Work to be completed:
How many of these lines hold the string "Samson"? Answer with the number only.

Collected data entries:
+---+

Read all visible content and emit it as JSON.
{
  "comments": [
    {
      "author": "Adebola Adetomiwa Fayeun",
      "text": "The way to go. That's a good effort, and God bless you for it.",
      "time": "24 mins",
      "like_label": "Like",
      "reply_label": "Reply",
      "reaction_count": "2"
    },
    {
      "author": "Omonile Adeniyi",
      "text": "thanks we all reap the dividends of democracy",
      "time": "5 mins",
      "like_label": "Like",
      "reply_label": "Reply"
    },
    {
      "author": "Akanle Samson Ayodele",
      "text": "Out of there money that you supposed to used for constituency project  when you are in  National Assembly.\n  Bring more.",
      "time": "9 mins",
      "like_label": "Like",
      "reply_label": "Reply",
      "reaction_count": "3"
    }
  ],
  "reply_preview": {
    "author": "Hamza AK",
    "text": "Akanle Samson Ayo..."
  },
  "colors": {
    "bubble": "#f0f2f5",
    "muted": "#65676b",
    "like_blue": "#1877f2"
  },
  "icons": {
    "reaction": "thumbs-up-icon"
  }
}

+---+

Task response:
2